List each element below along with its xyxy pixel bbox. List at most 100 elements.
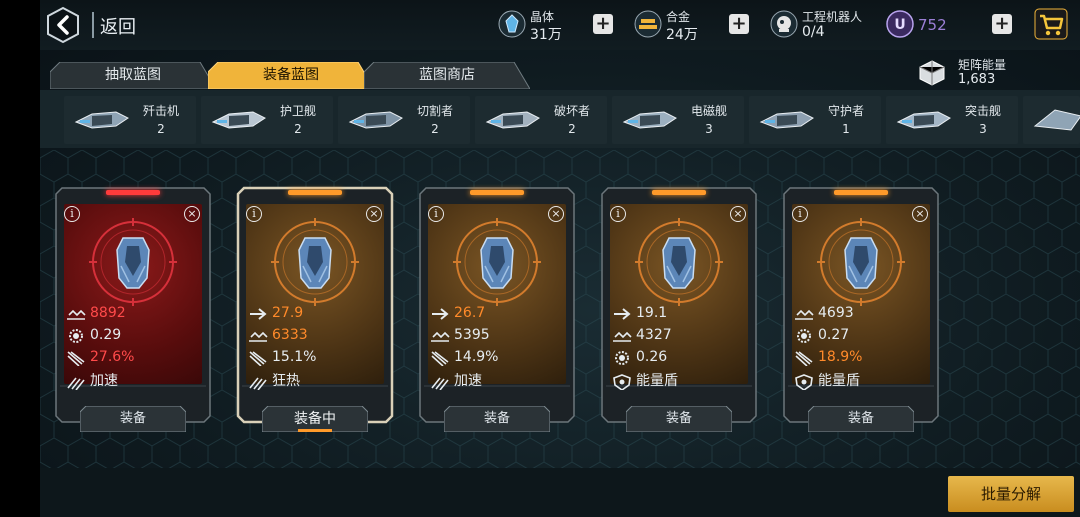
equip-button[interactable]: 装备 <box>86 408 180 430</box>
close-icon[interactable]: × <box>548 206 564 222</box>
ship-count: 1 <box>842 122 850 136</box>
ship-filter-item[interactable]: 歼击机 2 <box>64 96 196 144</box>
equip-button[interactable]: 装备 <box>814 408 908 430</box>
card-rarity-glow <box>288 190 342 195</box>
back-divider <box>92 12 94 38</box>
card-stat: 14.9% <box>430 348 560 368</box>
bottom-bar <box>40 468 1080 517</box>
tab-equip-blueprint[interactable]: 装备蓝图 <box>208 62 374 89</box>
ship-filter-item[interactable]: 守护者 1 <box>749 96 881 144</box>
card-stat: 4327 <box>612 326 742 346</box>
ship-count: 3 <box>979 122 987 136</box>
equip-button[interactable]: 装备 <box>450 408 544 430</box>
equipped-button[interactable]: 装备中 <box>268 408 362 430</box>
card-stat: 0.29 <box>66 326 196 346</box>
boost-icon <box>431 377 449 390</box>
card-stat: 15.1% <box>248 348 378 368</box>
matrix-cube-icon <box>919 60 945 86</box>
ship-count: 3 <box>705 122 713 136</box>
ship-filter-item[interactable]: 破坏者 2 <box>475 96 607 144</box>
boost-icon <box>67 377 85 390</box>
card-stat: 加速 <box>66 372 196 392</box>
gear-icon <box>615 351 629 365</box>
info-icon[interactable]: i <box>610 206 626 222</box>
arrow-icon <box>614 308 631 320</box>
ship-count: 2 <box>294 122 302 136</box>
ship-thumbnail-icon <box>759 111 814 129</box>
blueprint-emblem-icon <box>271 218 359 306</box>
close-icon[interactable]: × <box>184 206 200 222</box>
gear-icon <box>797 329 811 343</box>
card-stat: 0.27 <box>794 326 924 346</box>
tab-blueprint-shop[interactable]: 蓝图商店 <box>364 62 530 89</box>
top-bar: 返回 晶体 31万 + 合金 24万 + 工程机器人 0/4 U 752 + <box>40 0 1080 50</box>
card-stat-value: 27.6% <box>90 349 135 365</box>
info-icon[interactable]: i <box>64 206 80 222</box>
info-icon[interactable]: i <box>428 206 444 222</box>
ship-filter-item-partial[interactable] <box>1023 96 1080 144</box>
premium-resource: U 752 <box>886 6 986 46</box>
add-premium-button[interactable]: + <box>992 14 1012 34</box>
card-stat: 27.6% <box>66 348 196 368</box>
ship-name: 破坏者 <box>553 104 590 118</box>
add-alloy-button[interactable]: + <box>729 14 749 34</box>
left-black-strip <box>0 0 40 517</box>
card-stat-value: 15.1% <box>272 349 317 365</box>
robot-value: 0/4 <box>802 24 825 40</box>
blueprint-card[interactable]: i × 8892 0.29 27.6% 加速 装备 <box>54 186 212 432</box>
alloy-value: 24万 <box>666 27 698 43</box>
arrow-icon <box>432 308 449 320</box>
info-icon[interactable]: i <box>246 206 262 222</box>
robot-name: 工程机器人 <box>802 10 863 24</box>
card-stat: 能量盾 <box>794 372 924 392</box>
ship-thumbnail-icon <box>211 111 266 129</box>
card-stat: 19.1 <box>612 304 742 324</box>
card-stat-value: 5395 <box>454 327 490 343</box>
tab-draw-blueprint[interactable]: 抽取蓝图 <box>50 62 216 89</box>
blueprint-emblem-icon <box>453 218 541 306</box>
ship-filter-item[interactable]: 切割者 2 <box>338 96 470 144</box>
blueprint-card[interactable]: i × 4693 0.27 18.9% 能量盾 装备 <box>782 186 940 432</box>
card-stat-value: 18.9% <box>818 349 863 365</box>
card-stat-value: 14.9% <box>454 349 499 365</box>
blueprint-card[interactable]: i × 26.7 5395 14.9% 加速 装备 <box>418 186 576 432</box>
blueprint-card[interactable]: i × 27.9 6333 15.1% 狂热 装备中 <box>236 186 394 432</box>
ship-thumbnail-icon <box>896 111 951 129</box>
ship-filter-item[interactable]: 突击舰 3 <box>886 96 1018 144</box>
matrix-energy-value: 1,683 <box>958 72 996 87</box>
blueprint-emblem-icon <box>817 218 905 306</box>
equip-button[interactable]: 装备 <box>632 408 726 430</box>
gear-icon <box>69 329 83 343</box>
blueprint-emblem-icon <box>635 218 723 306</box>
ship-thumbnail-icon <box>485 111 540 129</box>
card-stat-value: 加速 <box>454 373 482 389</box>
shopping-cart-icon[interactable] <box>1034 8 1068 40</box>
ship-filter-item[interactable]: 电磁舰 3 <box>612 96 744 144</box>
batch-decompose-button[interactable]: 批量分解 <box>948 476 1074 512</box>
card-stat-value: 4693 <box>818 305 854 321</box>
card-stat: 18.9% <box>794 348 924 368</box>
crystal-resource: 晶体 31万 <box>498 6 608 46</box>
close-icon[interactable]: × <box>366 206 382 222</box>
missile-icon <box>67 351 85 366</box>
add-crystal-button[interactable]: + <box>593 14 613 34</box>
blueprint-card[interactable]: i × 19.1 4327 0.26 能量盾 装备 <box>600 186 758 432</box>
info-icon[interactable]: i <box>792 206 808 222</box>
close-icon[interactable]: × <box>912 206 928 222</box>
card-stat-value: 0.27 <box>818 327 850 343</box>
shield-icon <box>613 374 631 390</box>
alloy-resource: 合金 24万 <box>634 6 744 46</box>
armor-icon <box>613 331 632 342</box>
tab-label: 蓝图商店 <box>419 67 475 83</box>
back-label[interactable]: 返回 <box>100 13 136 39</box>
card-stat-value: 加速 <box>90 373 118 389</box>
card-stat: 6333 <box>248 326 378 346</box>
close-icon[interactable]: × <box>730 206 746 222</box>
card-stat: 27.9 <box>248 304 378 324</box>
back-arrow-icon[interactable] <box>46 6 80 44</box>
ship-filter-item[interactable]: 护卫舰 2 <box>201 96 333 144</box>
missile-icon <box>431 351 449 366</box>
ship-count: 2 <box>431 122 439 136</box>
armor-icon <box>795 309 814 320</box>
card-stat-value: 6333 <box>272 327 308 343</box>
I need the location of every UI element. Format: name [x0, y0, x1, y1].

▬▬▬

> _Stated exercise_:
Please collect every line of the listing above that contains the string "close", treating uppercase and lowercase as different. Copy each matching line in full.

> _Correct answer_:
close-icon[interactable]: × <box>548 206 564 222</box>
close-icon[interactable]: × <box>184 206 200 222</box>
close-icon[interactable]: × <box>366 206 382 222</box>
close-icon[interactable]: × <box>912 206 928 222</box>
close-icon[interactable]: × <box>730 206 746 222</box>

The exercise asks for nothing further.